What is expected – How many lines hold the string "text"? Give only the number.

Saved entries:
|---|

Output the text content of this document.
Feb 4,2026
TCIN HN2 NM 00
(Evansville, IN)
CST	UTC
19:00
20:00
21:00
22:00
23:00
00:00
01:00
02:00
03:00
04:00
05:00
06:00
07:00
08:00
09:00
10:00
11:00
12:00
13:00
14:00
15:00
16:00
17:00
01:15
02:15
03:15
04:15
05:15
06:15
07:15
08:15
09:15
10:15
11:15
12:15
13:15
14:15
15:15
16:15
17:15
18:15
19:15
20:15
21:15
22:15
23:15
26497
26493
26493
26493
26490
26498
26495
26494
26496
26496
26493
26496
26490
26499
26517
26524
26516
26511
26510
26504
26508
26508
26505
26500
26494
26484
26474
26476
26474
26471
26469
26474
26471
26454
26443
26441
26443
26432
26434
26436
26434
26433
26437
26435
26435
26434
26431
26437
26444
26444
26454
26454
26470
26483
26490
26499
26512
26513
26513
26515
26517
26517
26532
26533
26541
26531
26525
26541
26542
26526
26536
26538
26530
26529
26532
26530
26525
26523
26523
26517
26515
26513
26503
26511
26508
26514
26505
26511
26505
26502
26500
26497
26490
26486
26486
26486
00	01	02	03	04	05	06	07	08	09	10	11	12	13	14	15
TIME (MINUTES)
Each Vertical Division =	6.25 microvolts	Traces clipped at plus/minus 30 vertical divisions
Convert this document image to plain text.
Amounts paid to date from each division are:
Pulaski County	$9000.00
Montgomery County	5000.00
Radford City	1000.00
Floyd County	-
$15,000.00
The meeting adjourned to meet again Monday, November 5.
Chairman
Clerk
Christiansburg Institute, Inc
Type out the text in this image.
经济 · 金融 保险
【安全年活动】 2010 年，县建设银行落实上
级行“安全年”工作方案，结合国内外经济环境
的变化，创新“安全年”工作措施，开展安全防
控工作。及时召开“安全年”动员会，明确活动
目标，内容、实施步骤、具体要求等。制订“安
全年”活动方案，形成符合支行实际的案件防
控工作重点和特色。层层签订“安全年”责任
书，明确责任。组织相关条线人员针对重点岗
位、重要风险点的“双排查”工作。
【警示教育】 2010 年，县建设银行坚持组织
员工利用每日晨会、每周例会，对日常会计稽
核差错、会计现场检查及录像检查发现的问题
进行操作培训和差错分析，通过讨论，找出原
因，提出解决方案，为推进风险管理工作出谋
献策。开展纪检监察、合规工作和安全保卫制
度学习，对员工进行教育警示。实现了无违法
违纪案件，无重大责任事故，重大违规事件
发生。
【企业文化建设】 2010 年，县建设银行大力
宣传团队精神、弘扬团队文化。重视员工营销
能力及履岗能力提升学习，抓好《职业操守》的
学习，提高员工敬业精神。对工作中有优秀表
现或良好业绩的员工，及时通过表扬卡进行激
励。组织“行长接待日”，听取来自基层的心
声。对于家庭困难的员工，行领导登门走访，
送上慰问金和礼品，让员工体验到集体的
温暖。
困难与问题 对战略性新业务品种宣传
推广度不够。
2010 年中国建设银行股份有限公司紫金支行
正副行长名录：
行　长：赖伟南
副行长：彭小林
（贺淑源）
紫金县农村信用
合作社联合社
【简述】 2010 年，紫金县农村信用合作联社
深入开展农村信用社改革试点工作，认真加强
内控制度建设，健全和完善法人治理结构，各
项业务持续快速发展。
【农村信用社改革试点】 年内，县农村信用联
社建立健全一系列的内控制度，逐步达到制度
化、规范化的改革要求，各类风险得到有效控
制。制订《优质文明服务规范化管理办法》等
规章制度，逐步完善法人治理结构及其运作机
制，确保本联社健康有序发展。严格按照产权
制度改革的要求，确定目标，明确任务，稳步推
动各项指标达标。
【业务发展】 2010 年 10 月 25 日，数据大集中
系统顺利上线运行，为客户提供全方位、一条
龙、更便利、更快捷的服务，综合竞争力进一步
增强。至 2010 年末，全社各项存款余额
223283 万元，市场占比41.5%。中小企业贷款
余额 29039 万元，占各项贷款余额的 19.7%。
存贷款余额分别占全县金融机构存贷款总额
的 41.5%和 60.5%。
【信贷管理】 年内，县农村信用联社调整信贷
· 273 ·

|---|

Answer – 3